### WHAT IS BEING ASKED
Reproduce all of the data exactly, with no line skipped.

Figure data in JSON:
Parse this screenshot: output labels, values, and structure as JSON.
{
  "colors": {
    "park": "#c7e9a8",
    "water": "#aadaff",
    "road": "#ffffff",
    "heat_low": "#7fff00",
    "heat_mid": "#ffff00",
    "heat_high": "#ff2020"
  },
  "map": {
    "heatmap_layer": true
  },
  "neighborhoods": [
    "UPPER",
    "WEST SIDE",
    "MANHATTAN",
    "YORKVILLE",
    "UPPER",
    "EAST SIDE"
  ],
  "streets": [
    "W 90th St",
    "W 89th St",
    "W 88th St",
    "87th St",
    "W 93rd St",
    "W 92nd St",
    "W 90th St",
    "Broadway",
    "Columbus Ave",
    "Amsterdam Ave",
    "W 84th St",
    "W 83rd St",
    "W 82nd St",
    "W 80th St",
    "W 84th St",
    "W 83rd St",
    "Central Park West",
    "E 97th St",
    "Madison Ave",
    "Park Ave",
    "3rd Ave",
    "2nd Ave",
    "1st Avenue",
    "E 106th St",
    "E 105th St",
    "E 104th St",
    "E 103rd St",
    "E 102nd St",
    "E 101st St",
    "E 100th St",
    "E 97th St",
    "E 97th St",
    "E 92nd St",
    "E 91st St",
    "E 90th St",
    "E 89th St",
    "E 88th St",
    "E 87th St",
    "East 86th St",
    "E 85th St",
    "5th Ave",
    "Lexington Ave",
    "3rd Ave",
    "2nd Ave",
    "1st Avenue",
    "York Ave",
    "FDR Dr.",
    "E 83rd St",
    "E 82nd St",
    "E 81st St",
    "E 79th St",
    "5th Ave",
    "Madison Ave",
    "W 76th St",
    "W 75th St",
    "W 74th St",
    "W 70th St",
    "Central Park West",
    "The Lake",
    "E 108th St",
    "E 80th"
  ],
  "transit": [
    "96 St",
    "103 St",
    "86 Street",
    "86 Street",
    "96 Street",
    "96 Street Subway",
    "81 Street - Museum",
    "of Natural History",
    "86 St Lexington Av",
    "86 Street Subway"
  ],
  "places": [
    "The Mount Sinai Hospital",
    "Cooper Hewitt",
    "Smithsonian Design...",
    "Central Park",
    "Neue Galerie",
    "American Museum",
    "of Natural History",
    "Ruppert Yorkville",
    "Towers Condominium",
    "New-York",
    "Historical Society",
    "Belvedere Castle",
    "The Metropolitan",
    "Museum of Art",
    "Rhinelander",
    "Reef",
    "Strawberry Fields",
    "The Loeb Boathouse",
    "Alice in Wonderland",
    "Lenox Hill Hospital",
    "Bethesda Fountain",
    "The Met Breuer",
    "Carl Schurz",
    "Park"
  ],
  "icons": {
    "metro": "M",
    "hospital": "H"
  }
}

### EXERCISE ANSWER
Parse this screenshot: output labels, values, and structure as JSON.
{
  "colors": {
    "park": "#c7e9a8",
    "water": "#aadaff",
    "road": "#ffffff",
    "heat_low": "#7fff00",
    "heat_mid": "#ffff00",
    "heat_high": "#ff2020"
  },
  "map": {
    "heatmap_layer": true
  },
  "neighborhoods": [
    "UPPER",
    "WEST SIDE",
    "MANHATTAN",
    "YORKVILLE",
    "UPPER",
    "EAST SIDE"
  ],
  "streets": [
    "W 90th St",
    "W 89th St",
    "W 88th St",
    "87th St",
    "W 93rd St",
    "W 92nd St",
    "W 90th St",
    "Broadway",
    "Columbus Ave",
    "Amsterdam Ave",
    "W 84th St",
    "W 83rd St",
    "W 82nd St",
    "W 80th St",
    "W 84th St",
    "W 83rd St",
    "Central Park West",
    "E 97th St",
    "Madison Ave",
    "Park Ave",
    "3rd Ave",
    "2nd Ave",
    "1st Avenue",
    "E 106th St",
    "E 105th St",
    "E 104th St",
    "E 103rd St",
    "E 102nd St",
    "E 101st St",
    "E 100th St",
    "E 97th St",
    "E 97th St",
    "E 92nd St",
    "E 91st St",
    "E 90th St",
    "E 89th St",
    "E 88th St",
    "E 87th St",
    "East 86th St",
    "E 85th St",
    "5th Ave",
    "Lexington Ave",
    "3rd Ave",
    "2nd Ave",
    "1st Avenue",
    "York Ave",
    "FDR Dr.",
    "E 83rd St",
    "E 82nd St",
    "E 81st St",
    "E 79th St",
    "5th Ave",
    "Madison Ave",
    "W 76th St",
    "W 75th St",
    "W 74th St",
    "W 70th St",
    "Central Park West",
    "The Lake",
    "E 108th St",
    "E 80th"
  ],
  "transit": [
    "96 St",
    "103 St",
    "86 Street",
    "86 Street",
    "96 Street",
    "96 Street Subway",
    "81 Street - Museum",
    "of Natural History",
    "86 St Lexington Av",
    "86 Street Subway"
  ],
  "places": [
    "The Mount Sinai Hospital",
    "Cooper Hewitt",
    "Smithsonian Design...",
    "Central Park",
    "Neue Galerie",
    "American Museum",
    "of Natural History",
    "Ruppert Yorkville",
    "Towers Condominium",
    "New-York",
    "Historical Society",
    "Belvedere Castle",
    "The Metropolitan",
    "Museum of Art",
    "Rhinelander",
    "Reef",
    "Strawberry Fields",
    "The Loeb Boathouse",
    "Alice in Wonderland",
    "Lenox Hill Hospital",
    "Bethesda Fountain",
    "The Met Breuer",
    "Carl Schurz",
    "Park"
  ],
  "icons": {
    "metro": "M",
    "hospital": "H"
  }
}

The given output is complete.